§ **WRITTEN INSTRUCTION**
Update the items from the line containing "timeframe-h4[interactable]: H4 xyxy=(888,42,944,108)" through the line containing "minus-icon[interactable] xyxy=(137,400,157,424)", inclusive, by replacing "candle-body" with "candle-rect" and leaving everything else unchanged.

-*-*-

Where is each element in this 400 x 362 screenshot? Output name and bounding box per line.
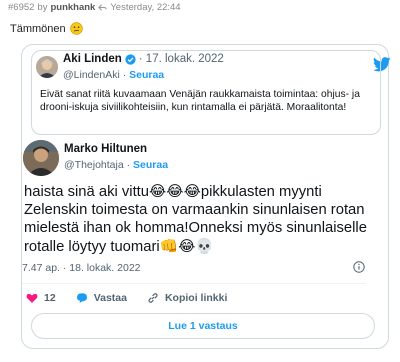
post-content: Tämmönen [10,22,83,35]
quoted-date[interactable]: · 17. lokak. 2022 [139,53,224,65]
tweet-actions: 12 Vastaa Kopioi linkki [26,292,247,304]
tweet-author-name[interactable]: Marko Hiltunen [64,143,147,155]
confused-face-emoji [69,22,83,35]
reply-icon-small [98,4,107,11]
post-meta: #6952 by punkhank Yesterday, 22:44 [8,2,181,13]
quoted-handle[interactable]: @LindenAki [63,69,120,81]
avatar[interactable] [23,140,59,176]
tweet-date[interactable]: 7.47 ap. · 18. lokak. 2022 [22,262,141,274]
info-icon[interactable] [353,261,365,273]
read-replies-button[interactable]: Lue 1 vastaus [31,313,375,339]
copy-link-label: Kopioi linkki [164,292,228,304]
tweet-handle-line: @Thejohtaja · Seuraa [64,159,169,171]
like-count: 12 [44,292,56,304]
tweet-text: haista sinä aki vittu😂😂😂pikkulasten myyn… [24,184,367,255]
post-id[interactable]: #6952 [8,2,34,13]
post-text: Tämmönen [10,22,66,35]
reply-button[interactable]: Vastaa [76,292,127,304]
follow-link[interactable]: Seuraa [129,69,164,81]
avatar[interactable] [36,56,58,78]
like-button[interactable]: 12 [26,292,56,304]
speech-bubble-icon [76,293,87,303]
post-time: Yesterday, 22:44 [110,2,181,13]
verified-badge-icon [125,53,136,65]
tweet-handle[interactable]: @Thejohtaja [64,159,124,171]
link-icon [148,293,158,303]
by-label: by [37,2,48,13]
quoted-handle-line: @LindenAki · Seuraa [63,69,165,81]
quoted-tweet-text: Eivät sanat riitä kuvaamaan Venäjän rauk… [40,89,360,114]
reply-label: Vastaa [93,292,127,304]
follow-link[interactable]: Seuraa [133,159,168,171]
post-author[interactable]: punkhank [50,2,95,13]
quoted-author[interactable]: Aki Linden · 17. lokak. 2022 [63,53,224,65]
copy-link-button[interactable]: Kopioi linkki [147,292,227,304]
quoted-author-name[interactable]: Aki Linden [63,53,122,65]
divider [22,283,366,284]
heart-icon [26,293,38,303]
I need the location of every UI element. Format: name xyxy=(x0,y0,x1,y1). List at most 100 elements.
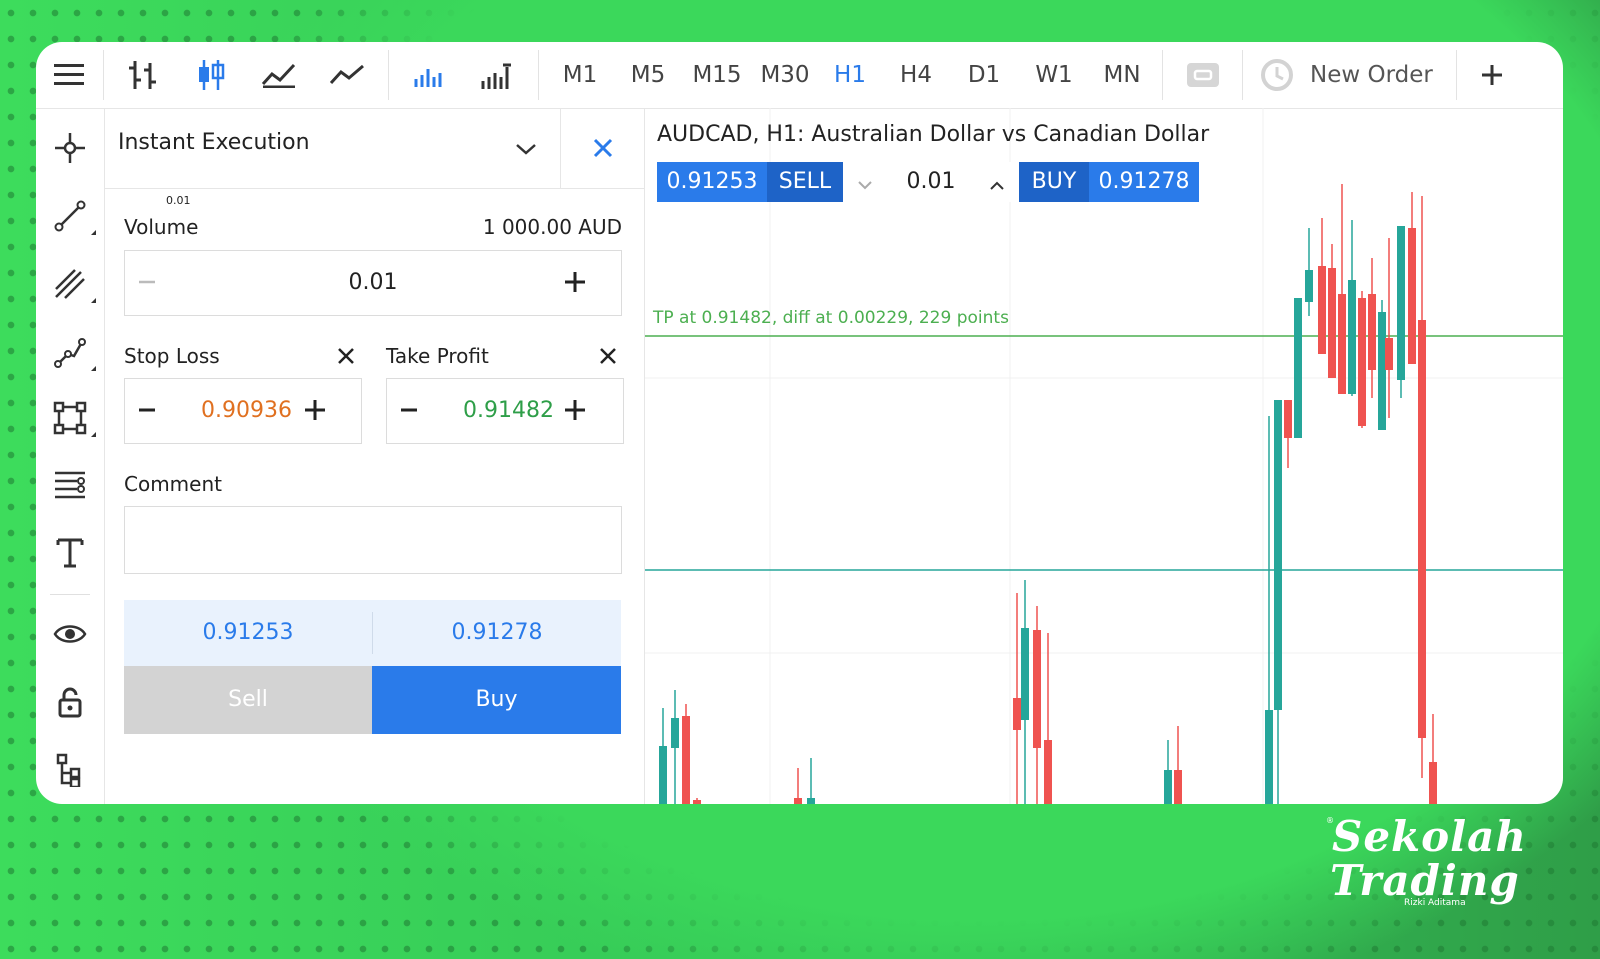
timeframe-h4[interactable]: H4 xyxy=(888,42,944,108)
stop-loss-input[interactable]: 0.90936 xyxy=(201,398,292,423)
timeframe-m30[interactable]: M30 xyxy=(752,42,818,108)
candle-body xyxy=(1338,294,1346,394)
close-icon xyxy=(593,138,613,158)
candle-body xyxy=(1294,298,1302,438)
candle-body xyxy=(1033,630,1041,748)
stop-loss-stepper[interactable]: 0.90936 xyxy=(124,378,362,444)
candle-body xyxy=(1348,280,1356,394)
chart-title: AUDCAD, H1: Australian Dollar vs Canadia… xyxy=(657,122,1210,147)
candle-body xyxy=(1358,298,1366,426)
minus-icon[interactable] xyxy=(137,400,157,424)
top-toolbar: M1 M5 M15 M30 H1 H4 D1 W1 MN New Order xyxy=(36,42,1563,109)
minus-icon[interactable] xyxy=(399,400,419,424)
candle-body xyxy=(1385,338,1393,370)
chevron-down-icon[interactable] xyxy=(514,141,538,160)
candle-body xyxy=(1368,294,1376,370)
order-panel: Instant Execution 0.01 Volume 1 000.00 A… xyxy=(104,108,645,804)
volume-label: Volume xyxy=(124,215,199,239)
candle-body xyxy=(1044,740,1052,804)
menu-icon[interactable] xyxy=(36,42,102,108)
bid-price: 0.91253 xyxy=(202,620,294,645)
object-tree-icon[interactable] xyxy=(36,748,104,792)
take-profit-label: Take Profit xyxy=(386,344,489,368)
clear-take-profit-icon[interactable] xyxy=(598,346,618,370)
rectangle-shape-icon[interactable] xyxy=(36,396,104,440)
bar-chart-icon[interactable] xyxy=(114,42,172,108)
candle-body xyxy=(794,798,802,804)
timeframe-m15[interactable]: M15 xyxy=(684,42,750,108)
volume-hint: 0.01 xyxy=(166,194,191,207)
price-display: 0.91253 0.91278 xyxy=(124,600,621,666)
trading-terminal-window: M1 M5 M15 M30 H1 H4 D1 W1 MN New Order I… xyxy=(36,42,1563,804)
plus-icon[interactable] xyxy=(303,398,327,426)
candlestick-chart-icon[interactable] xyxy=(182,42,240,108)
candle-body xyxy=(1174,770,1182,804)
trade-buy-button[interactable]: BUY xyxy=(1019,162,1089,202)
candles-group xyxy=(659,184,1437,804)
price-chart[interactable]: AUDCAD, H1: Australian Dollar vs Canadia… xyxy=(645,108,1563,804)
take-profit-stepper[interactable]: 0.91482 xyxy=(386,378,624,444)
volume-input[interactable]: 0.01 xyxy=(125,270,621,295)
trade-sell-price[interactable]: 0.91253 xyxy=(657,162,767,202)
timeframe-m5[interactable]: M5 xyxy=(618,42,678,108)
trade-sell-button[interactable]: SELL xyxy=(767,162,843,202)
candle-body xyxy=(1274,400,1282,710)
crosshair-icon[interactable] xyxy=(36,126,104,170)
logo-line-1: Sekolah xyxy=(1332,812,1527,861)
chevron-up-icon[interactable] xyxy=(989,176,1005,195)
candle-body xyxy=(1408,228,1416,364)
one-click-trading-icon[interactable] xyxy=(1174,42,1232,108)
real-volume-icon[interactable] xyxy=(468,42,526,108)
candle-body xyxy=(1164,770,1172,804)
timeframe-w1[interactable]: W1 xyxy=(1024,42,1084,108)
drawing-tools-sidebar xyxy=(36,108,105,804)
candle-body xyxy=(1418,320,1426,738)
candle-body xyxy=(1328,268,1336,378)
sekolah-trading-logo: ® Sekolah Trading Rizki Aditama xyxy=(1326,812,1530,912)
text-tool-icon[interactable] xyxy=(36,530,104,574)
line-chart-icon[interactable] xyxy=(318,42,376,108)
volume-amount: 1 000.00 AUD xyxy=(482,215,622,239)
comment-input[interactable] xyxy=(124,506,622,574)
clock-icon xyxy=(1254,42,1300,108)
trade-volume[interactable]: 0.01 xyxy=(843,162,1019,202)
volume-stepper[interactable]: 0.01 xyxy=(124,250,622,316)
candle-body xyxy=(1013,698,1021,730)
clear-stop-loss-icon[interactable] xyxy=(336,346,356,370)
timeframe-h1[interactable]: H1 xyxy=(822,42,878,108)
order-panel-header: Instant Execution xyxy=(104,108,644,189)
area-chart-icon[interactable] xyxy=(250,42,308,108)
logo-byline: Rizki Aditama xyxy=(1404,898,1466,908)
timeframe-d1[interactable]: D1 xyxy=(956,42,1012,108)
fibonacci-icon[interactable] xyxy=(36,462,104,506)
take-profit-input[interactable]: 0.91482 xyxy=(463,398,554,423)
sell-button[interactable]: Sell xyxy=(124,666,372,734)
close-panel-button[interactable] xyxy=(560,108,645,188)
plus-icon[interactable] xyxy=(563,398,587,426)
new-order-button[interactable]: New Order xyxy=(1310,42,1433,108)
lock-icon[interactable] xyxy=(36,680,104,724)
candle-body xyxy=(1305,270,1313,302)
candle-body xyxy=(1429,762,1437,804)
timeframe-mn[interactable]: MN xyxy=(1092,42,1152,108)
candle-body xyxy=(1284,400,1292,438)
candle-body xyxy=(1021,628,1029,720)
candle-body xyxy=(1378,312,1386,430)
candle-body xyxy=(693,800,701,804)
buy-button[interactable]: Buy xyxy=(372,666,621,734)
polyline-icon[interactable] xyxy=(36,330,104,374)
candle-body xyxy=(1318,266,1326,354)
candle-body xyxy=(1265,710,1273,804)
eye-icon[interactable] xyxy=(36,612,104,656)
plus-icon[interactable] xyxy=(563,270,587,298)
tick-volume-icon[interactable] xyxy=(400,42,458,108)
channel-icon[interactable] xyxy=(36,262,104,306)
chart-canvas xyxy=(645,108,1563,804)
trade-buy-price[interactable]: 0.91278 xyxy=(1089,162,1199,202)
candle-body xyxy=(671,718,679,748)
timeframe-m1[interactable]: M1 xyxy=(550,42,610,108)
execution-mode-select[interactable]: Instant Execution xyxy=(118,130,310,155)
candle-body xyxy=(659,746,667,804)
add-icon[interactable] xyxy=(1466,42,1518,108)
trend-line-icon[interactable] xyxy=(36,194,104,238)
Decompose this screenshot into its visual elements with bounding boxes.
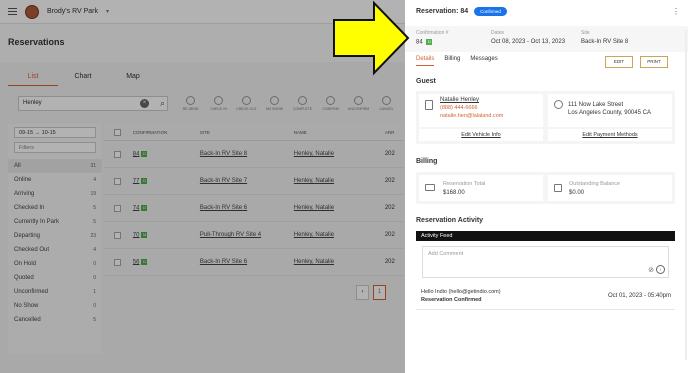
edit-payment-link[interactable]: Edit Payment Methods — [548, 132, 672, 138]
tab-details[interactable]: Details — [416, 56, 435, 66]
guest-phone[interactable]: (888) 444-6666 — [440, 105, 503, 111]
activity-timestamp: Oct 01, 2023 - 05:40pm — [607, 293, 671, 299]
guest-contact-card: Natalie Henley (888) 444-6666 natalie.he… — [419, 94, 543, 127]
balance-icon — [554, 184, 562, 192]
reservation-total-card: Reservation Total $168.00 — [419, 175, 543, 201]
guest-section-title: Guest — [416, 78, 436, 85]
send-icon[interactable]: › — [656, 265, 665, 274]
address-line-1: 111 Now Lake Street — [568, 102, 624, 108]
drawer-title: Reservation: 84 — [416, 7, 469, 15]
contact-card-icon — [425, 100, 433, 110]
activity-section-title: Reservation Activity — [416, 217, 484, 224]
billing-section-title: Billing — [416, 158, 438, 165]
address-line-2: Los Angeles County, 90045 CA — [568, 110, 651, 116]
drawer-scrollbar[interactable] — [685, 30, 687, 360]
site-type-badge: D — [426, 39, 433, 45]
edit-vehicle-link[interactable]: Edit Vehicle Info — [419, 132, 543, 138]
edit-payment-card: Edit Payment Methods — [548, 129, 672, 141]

-*-*-

§ **RESPONSE BELOW**
timeframe-h4[interactable]: H4 xyxy=(888,42,944,108)
stop-loss-input[interactable]: 0.90936 xyxy=(201,398,292,423)
timeframe-m30[interactable]: M30 xyxy=(752,42,818,108)
candle-rect xyxy=(1338,294,1346,394)
close-icon xyxy=(593,138,613,158)
candle-rect xyxy=(1294,298,1302,438)
candle-rect xyxy=(1033,630,1041,748)
stop-loss-stepper[interactable]: 0.90936 xyxy=(124,378,362,444)
candle-rect xyxy=(1348,280,1356,394)
chart-title: AUDCAD, H1: Australian Dollar vs Canadia… xyxy=(657,122,1210,147)
candle-rect xyxy=(1358,298,1366,426)
minus-icon[interactable] xyxy=(137,400,157,424)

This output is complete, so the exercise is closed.